Figure collection entries
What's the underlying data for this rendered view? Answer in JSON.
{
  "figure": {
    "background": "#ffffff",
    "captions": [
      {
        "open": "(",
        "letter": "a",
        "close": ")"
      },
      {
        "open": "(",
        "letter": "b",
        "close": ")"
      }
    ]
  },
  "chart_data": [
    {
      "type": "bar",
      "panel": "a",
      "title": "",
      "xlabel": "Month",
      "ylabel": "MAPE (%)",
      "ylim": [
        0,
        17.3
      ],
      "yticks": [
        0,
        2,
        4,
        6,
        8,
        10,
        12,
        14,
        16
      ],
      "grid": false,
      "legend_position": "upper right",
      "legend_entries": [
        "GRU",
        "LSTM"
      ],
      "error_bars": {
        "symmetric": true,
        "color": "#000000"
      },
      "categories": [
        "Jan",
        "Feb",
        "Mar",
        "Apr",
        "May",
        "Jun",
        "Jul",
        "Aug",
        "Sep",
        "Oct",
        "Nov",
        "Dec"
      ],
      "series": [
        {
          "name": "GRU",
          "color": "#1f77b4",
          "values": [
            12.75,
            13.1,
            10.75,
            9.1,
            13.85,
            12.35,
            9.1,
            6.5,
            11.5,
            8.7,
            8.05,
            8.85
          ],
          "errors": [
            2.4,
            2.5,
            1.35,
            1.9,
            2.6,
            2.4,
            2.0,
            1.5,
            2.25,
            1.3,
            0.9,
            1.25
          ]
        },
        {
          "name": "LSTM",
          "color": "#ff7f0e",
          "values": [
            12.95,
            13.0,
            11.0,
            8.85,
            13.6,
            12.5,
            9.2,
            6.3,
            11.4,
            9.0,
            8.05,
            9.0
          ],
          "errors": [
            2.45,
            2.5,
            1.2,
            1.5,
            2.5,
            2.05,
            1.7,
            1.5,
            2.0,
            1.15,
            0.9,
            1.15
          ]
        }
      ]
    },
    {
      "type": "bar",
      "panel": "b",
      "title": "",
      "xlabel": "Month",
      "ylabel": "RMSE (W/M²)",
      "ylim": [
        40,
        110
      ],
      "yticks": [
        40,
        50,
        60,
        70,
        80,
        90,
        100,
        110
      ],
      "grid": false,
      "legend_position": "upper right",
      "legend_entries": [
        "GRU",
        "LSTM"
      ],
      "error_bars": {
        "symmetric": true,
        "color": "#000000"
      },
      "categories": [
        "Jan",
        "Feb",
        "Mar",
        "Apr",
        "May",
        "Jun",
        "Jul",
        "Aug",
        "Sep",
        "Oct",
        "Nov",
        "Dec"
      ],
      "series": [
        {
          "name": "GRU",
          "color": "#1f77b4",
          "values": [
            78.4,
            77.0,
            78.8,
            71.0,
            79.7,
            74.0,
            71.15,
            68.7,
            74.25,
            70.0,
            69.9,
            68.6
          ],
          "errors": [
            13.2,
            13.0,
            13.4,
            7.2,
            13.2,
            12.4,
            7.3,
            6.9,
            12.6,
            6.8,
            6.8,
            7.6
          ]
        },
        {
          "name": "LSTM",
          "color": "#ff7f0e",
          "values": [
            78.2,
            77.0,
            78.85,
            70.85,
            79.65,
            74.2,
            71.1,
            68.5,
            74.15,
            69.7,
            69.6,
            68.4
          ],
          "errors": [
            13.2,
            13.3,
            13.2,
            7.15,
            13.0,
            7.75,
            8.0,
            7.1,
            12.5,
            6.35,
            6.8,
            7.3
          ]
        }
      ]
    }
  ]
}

## Given problem
Repeat the records above exactly as they appear.

## Response to this task
What's the underlying data for this rendered view? Answer in JSON.
{
  "figure": {
    "background": "#ffffff",
    "captions": [
      {
        "open": "(",
        "letter": "a",
        "close": ")"
      },
      {
        "open": "(",
        "letter": "b",
        "close": ")"
      }
    ]
  },
  "chart_data": [
    {
      "type": "bar",
      "panel": "a",
      "title": "",
      "xlabel": "Month",
      "ylabel": "MAPE (%)",
      "ylim": [
        0,
        17.3
      ],
      "yticks": [
        0,
        2,
        4,
        6,
        8,
        10,
        12,
        14,
        16
      ],
      "grid": false,
      "legend_position": "upper right",
      "legend_entries": [
        "GRU",
        "LSTM"
      ],
      "error_bars": {
        "symmetric": true,
        "color": "#000000"
      },
      "categories": [
        "Jan",
        "Feb",
        "Mar",
        "Apr",
        "May",
        "Jun",
        "Jul",
        "Aug",
        "Sep",
        "Oct",
        "Nov",
        "Dec"
      ],
      "series": [
        {
          "name": "GRU",
          "color": "#1f77b4",
          "values": [
            12.75,
            13.1,
            10.75,
            9.1,
            13.85,
            12.35,
            9.1,
            6.5,
            11.5,
            8.7,
            8.05,
            8.85
          ],
          "errors": [
            2.4,
            2.5,
            1.35,
            1.9,
            2.6,
            2.4,
            2.0,
            1.5,
            2.25,
            1.3,
            0.9,
            1.25
          ]
        },
        {
          "name": "LSTM",
          "color": "#ff7f0e",
          "values": [
            12.95,
            13.0,
            11.0,
            8.85,
            13.6,
            12.5,
            9.2,
            6.3,
            11.4,
            9.0,
            8.05,
            9.0
          ],
          "errors": [
            2.45,
            2.5,
            1.2,
            1.5,
            2.5,
            2.05,
            1.7,
            1.5,
            2.0,
            1.15,
            0.9,
            1.15
          ]
        }
      ]
    },
    {
      "type": "bar",
      "panel": "b",
      "title": "",
      "xlabel": "Month",
      "ylabel": "RMSE (W/M²)",
      "ylim": [
        40,
        110
      ],
      "yticks": [
        40,
        50,
        60,
        70,
        80,
        90,
        100,
        110
      ],
      "grid": false,
      "legend_position": "upper right",
      "legend_entries": [
        "GRU",
        "LSTM"
      ],
      "error_bars": {
        "symmetric": true,
        "color": "#000000"
      },
      "categories": [
        "Jan",
        "Feb",
        "Mar",
        "Apr",
        "May",
        "Jun",
        "Jul",
        "Aug",
        "Sep",
        "Oct",
        "Nov",
        "Dec"
      ],
      "series": [
        {
          "name": "GRU",
          "color": "#1f77b4",
          "values": [
            78.4,
            77.0,
            78.8,
            71.0,
            79.7,
            74.0,
            71.15,
            68.7,
            74.25,
            70.0,
            69.9,
            68.6
          ],
          "errors": [
            13.2,
            13.0,
            13.4,
            7.2,
            13.2,
            12.4,
            7.3,
            6.9,
            12.6,
            6.8,
            6.8,
            7.6
          ]
        },
        {
          "name": "LSTM",
          "color": "#ff7f0e",
          "values": [
            78.2,
            77.0,
            78.85,
            70.85,
            79.65,
            74.2,
            71.1,
            68.5,
            74.15,
            69.7,
            69.6,
            68.4
          ],
          "errors": [
            13.2,
            13.3,
            13.2,
            7.15,
            13.0,
            7.75,
            8.0,
            7.1,
            12.5,
            6.35,
            6.8,
            7.3
          ]
        }
      ]
    }
  ]
}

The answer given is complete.